◆ Work to do ◆
Pull each line holding the word "Масло" from the data.

◆ Data provided ◆
--- Start ---

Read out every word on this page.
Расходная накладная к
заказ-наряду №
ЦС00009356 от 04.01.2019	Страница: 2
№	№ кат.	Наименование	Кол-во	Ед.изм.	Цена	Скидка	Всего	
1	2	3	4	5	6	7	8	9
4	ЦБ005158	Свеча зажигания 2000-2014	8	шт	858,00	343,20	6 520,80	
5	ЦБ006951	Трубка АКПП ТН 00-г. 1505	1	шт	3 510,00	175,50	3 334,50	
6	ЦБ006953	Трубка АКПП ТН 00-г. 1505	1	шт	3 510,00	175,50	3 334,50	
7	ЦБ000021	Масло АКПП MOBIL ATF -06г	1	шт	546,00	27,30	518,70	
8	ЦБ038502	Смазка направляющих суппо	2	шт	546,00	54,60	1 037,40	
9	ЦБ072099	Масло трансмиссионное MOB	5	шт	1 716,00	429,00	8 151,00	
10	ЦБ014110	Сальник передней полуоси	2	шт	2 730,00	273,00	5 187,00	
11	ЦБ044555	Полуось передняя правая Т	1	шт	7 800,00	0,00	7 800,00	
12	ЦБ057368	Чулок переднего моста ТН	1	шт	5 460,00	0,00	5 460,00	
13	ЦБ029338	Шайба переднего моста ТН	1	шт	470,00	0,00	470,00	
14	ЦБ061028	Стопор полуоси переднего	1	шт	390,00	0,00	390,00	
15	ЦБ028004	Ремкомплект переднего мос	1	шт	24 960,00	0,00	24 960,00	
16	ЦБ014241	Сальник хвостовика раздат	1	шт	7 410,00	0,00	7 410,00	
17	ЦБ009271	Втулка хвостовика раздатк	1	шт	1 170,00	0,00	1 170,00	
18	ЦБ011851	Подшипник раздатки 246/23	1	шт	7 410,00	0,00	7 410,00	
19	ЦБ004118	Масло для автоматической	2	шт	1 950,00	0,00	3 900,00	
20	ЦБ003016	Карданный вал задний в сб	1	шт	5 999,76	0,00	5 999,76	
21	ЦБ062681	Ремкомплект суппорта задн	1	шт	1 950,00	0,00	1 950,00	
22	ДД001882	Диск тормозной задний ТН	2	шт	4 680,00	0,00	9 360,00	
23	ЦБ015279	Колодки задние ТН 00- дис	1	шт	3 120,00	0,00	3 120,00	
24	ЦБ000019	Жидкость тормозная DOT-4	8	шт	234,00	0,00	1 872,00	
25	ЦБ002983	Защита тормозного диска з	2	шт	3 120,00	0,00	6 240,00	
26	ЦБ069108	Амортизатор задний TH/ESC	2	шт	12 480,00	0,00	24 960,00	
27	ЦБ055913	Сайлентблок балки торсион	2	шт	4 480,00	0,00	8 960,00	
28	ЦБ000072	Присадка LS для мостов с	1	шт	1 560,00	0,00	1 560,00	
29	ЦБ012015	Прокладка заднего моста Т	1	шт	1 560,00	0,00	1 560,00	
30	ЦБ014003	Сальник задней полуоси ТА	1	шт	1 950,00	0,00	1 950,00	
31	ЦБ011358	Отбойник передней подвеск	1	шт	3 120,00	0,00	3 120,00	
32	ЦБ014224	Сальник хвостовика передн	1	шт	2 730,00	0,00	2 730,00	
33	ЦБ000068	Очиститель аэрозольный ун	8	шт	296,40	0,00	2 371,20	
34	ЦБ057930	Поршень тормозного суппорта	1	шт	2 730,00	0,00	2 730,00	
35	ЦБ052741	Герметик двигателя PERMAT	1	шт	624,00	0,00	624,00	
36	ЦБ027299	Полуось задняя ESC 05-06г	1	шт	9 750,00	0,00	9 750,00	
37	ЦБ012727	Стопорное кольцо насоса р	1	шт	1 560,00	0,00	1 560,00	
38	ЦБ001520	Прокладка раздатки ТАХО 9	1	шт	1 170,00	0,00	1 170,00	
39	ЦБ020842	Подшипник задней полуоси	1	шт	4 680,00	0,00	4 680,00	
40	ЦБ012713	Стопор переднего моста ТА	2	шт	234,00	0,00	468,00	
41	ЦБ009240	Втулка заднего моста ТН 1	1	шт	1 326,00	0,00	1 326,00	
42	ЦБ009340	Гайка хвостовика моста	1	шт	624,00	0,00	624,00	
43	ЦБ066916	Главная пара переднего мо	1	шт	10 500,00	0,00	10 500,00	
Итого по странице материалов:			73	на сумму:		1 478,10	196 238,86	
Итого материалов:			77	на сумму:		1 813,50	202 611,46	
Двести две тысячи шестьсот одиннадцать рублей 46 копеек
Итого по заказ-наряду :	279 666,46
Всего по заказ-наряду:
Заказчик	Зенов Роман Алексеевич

--- End ---
--- Start ---

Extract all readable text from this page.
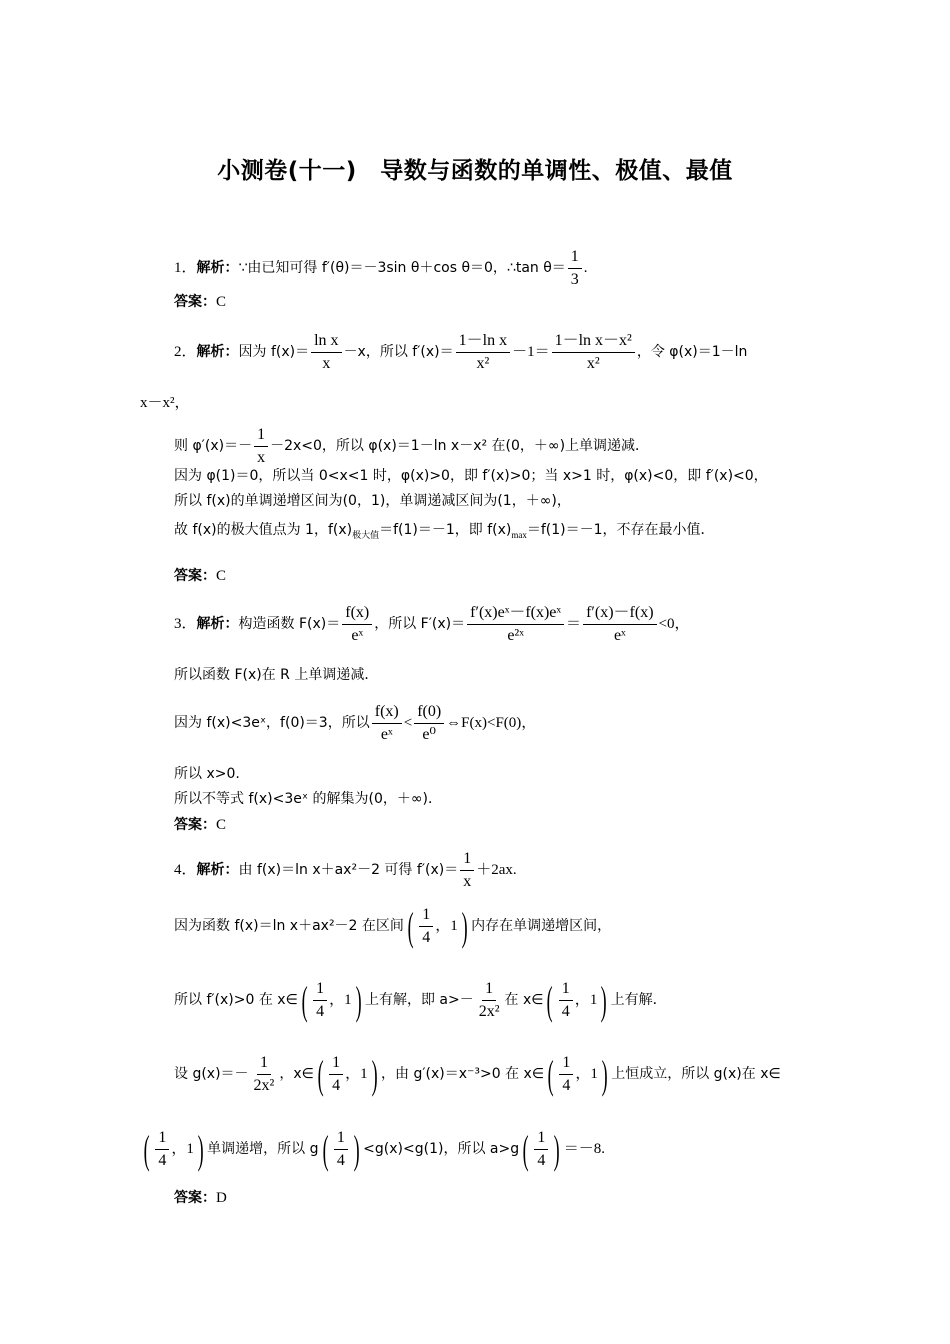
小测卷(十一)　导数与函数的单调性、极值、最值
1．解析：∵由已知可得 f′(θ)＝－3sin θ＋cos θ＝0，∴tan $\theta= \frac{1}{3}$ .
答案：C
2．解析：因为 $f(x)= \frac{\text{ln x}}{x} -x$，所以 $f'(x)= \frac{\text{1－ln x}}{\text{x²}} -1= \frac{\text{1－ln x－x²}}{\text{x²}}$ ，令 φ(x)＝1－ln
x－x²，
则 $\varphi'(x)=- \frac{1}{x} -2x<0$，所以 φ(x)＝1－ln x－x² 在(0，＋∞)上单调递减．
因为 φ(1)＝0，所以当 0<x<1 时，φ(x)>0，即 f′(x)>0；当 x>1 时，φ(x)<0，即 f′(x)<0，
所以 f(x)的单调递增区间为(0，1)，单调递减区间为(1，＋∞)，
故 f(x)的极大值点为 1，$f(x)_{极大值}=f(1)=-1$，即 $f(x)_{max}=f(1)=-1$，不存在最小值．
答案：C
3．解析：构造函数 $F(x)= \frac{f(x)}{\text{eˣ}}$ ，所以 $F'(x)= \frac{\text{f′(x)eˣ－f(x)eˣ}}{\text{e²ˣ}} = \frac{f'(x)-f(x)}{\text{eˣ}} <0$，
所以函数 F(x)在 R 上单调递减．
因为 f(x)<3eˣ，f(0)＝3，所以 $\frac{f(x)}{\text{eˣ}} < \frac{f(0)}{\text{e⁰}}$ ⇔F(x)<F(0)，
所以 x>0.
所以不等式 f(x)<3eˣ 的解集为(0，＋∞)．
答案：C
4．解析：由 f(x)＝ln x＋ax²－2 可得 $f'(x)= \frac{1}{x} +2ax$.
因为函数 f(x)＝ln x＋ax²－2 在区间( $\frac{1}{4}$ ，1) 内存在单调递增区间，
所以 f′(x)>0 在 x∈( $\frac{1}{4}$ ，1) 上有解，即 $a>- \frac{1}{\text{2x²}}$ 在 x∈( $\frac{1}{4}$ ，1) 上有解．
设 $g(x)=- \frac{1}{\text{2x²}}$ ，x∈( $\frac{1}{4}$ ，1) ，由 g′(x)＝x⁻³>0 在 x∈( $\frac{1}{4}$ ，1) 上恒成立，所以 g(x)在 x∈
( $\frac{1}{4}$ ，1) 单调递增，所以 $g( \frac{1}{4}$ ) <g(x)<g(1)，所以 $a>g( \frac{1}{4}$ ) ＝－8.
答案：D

--- End ---
--- Start ---

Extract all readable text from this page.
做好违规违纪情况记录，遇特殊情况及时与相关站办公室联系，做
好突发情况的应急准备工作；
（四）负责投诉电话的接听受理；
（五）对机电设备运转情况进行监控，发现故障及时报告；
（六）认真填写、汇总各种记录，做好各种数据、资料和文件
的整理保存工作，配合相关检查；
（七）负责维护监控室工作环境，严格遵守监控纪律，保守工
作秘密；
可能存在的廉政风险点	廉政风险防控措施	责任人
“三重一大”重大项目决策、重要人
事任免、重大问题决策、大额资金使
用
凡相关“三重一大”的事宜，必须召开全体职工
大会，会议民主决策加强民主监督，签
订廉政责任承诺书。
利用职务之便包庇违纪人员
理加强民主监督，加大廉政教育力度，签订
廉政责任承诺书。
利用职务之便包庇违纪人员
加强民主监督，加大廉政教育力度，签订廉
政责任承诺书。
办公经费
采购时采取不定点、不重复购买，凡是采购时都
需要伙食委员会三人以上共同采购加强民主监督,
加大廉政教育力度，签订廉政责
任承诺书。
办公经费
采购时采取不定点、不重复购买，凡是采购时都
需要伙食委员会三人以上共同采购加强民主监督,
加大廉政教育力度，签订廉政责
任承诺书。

--- End ---

◆ Answer to the exercise ◆
7	ЦБ000021	Масло АКПП MOBIL ATF -06г	1	шт	546,00	27,30	518,70	
9	ЦБ072099	Масло трансмиссионное MOB	5	шт	1 716,00	429,00	8 151,00	
19	ЦБ004118	Масло для автоматической	2	шт	1 950,00	0,00	3 900,00	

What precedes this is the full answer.